■ **Data extract**

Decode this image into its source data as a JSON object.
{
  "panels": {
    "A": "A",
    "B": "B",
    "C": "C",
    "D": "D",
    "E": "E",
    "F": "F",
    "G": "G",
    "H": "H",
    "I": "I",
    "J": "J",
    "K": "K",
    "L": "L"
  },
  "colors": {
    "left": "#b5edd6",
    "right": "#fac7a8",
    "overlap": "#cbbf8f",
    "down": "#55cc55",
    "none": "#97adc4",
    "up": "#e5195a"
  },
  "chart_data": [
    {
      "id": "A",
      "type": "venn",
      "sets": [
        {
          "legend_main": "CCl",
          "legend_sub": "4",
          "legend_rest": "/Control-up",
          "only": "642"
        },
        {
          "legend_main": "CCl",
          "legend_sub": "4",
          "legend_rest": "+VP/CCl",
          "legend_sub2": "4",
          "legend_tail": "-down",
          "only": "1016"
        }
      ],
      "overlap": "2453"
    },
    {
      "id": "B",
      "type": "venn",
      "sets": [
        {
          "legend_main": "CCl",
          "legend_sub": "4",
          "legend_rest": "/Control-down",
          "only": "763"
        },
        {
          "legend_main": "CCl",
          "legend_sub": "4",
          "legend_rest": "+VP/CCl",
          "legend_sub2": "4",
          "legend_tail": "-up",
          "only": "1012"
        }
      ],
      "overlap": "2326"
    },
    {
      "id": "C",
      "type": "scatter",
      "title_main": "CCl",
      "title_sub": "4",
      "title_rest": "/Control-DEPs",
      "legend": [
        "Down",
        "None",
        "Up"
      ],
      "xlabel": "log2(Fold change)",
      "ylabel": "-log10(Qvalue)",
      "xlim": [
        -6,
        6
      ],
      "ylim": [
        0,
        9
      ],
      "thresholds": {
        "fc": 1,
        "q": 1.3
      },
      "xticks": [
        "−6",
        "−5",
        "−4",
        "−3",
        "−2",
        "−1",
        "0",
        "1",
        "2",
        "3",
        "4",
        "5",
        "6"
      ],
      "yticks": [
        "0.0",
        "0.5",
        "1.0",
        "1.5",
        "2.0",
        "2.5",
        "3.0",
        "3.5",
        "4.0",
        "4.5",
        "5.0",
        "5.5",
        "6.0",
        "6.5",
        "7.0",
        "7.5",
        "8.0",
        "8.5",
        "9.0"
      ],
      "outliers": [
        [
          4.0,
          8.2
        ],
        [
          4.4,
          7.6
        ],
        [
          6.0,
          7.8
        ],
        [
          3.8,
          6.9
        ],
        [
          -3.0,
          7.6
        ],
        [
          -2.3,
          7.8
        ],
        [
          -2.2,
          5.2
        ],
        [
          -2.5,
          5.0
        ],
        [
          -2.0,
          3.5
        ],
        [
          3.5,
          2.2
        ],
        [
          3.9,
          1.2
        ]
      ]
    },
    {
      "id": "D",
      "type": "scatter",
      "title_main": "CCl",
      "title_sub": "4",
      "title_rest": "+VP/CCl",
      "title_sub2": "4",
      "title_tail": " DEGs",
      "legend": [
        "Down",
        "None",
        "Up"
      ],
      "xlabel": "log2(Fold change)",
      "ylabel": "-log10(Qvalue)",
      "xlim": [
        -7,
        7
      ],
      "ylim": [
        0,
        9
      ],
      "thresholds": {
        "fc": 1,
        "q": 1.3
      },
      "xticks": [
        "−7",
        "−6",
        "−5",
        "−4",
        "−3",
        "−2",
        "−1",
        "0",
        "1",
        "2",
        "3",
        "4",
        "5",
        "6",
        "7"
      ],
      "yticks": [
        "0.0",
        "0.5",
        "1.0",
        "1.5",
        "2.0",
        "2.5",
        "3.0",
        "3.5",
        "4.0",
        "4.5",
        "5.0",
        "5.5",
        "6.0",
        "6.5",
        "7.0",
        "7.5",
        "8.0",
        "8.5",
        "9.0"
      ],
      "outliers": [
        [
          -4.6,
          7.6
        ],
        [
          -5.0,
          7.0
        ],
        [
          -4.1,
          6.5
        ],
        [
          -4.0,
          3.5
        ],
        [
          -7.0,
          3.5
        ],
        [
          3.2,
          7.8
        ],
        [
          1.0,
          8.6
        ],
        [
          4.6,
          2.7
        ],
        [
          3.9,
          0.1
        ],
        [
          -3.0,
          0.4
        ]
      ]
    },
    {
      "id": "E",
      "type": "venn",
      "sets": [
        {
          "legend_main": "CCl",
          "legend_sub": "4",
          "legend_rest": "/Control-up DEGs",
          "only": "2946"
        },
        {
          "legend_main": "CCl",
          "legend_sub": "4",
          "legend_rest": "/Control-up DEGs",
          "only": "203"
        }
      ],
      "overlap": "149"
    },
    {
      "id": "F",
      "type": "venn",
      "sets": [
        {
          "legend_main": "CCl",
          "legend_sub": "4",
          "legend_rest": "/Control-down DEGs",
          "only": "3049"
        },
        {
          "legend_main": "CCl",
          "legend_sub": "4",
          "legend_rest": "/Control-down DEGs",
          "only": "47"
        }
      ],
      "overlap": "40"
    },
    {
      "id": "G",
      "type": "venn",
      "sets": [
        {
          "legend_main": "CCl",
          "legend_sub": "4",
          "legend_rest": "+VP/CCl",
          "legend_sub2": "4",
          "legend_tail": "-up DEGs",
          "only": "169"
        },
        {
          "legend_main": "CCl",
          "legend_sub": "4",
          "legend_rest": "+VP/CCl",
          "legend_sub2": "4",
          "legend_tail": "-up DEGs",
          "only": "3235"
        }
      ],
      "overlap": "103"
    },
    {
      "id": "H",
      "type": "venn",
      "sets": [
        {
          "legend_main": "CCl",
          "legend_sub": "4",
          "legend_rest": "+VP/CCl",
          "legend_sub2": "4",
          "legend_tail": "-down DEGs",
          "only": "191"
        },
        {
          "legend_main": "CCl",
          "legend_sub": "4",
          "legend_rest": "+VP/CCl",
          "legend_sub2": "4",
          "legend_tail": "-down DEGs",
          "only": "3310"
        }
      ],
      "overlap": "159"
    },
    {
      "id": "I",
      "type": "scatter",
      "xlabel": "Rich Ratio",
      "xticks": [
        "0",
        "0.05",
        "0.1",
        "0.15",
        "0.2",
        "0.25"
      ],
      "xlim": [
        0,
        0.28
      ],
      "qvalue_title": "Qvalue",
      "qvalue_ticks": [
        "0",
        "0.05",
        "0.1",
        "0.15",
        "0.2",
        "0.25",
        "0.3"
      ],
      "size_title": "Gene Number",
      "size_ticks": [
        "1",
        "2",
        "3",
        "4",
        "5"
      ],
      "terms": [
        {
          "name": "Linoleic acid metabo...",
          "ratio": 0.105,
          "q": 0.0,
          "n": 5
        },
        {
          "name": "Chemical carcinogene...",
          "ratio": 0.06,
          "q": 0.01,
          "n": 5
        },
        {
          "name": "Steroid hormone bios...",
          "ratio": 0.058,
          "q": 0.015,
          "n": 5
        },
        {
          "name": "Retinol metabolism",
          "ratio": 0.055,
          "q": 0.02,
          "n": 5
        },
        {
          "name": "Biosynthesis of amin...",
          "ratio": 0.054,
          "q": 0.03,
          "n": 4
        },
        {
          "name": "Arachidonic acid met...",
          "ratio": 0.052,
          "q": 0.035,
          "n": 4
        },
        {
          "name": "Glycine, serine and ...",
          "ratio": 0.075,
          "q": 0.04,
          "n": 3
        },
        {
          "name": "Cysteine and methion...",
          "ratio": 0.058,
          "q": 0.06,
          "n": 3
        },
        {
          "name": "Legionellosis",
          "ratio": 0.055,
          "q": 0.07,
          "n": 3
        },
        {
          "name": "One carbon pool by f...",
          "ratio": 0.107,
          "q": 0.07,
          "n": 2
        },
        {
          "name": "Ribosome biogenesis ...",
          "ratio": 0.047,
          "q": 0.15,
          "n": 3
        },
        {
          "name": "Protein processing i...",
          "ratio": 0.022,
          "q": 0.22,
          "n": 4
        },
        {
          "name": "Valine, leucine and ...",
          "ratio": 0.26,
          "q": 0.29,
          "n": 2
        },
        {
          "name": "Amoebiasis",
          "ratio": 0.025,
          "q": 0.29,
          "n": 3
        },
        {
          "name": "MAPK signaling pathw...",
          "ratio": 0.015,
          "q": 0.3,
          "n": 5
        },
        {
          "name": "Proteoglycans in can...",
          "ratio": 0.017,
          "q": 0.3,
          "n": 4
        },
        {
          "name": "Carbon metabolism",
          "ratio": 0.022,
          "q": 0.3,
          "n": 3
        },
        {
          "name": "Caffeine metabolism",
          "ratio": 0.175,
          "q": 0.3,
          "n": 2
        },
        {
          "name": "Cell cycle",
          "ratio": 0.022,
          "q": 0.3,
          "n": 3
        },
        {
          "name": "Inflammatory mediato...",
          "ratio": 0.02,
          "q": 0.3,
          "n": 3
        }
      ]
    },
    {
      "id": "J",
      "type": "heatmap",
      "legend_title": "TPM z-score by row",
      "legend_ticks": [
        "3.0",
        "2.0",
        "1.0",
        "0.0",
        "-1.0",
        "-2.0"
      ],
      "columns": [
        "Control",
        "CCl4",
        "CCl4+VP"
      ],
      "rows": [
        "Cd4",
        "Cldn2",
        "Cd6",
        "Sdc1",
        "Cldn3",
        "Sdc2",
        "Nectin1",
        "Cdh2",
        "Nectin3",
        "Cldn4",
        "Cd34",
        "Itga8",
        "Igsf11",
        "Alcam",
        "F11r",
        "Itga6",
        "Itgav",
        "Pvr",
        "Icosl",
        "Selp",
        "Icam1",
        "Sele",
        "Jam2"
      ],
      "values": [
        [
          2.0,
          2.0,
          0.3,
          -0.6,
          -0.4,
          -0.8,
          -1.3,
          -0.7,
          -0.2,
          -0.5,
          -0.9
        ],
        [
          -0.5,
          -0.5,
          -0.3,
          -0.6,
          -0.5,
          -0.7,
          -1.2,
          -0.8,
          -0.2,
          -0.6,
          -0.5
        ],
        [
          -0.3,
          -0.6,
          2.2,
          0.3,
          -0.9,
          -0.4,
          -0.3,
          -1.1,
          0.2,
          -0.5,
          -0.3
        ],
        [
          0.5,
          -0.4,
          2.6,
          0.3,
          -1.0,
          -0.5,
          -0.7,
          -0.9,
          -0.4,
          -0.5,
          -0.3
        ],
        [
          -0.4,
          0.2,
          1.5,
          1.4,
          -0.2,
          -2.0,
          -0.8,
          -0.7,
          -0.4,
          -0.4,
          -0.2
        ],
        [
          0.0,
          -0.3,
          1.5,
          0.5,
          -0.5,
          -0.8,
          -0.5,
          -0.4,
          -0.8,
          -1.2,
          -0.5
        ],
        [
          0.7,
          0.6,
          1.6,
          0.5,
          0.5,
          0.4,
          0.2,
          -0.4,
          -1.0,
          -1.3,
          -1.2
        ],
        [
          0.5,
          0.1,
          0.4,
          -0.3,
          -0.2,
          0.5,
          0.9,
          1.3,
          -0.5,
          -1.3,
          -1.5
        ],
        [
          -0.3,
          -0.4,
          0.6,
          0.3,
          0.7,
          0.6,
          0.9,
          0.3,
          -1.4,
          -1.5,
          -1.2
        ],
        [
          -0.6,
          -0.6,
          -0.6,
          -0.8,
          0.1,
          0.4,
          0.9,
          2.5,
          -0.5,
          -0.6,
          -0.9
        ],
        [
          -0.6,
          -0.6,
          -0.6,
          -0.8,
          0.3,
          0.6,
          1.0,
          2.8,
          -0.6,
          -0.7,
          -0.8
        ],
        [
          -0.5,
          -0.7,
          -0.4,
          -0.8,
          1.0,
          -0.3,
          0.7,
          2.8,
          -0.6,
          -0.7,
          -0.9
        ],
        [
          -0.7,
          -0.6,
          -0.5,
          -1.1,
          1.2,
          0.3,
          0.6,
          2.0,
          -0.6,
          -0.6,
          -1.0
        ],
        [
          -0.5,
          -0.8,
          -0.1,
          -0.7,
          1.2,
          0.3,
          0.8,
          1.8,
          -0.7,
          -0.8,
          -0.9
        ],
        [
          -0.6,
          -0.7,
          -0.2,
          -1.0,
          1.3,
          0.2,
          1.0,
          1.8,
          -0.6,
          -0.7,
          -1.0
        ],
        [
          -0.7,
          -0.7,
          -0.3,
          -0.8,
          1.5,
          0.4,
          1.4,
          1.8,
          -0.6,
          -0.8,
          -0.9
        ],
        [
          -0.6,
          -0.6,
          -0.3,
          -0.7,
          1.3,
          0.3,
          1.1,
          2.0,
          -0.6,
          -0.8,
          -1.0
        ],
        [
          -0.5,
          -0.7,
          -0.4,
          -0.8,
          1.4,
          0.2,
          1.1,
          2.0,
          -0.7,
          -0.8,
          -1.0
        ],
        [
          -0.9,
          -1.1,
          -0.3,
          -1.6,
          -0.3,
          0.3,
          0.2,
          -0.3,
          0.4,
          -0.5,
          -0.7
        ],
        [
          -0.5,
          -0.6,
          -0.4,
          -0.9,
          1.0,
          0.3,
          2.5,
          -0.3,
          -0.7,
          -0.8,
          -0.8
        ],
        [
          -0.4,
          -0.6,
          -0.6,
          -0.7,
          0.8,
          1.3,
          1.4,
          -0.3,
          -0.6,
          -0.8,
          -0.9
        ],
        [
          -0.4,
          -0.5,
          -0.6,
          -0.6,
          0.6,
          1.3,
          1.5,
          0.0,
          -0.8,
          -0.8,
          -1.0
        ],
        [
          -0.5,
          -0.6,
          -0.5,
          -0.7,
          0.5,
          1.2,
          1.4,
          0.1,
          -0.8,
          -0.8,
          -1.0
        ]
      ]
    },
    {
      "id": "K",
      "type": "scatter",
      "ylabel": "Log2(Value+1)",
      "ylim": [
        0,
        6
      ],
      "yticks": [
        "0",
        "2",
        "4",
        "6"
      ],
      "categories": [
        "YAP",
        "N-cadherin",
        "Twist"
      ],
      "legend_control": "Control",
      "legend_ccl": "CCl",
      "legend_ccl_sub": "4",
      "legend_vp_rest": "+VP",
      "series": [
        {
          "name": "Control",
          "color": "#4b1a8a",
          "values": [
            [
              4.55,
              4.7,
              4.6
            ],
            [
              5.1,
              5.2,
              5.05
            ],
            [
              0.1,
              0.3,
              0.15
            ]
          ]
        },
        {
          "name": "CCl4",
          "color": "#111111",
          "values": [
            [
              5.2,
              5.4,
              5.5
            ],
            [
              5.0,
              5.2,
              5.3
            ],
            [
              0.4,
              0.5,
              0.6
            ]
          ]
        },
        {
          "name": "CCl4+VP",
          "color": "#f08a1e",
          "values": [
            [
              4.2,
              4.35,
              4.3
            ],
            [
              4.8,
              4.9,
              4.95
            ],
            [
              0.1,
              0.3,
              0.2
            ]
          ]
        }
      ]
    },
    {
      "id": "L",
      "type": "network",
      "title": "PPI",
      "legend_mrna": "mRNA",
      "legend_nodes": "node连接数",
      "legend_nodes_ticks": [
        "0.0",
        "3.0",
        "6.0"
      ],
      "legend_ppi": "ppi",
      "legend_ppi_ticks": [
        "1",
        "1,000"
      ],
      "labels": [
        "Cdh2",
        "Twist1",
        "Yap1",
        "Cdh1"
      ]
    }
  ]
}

■ **Task**
Across the listing above, report every line where "metabolism" occurs.

■ **Answer space**
          "name": "Retinol metabolism",
          "name": "Carbon metabolism",
          "name": "Caffeine metabolism",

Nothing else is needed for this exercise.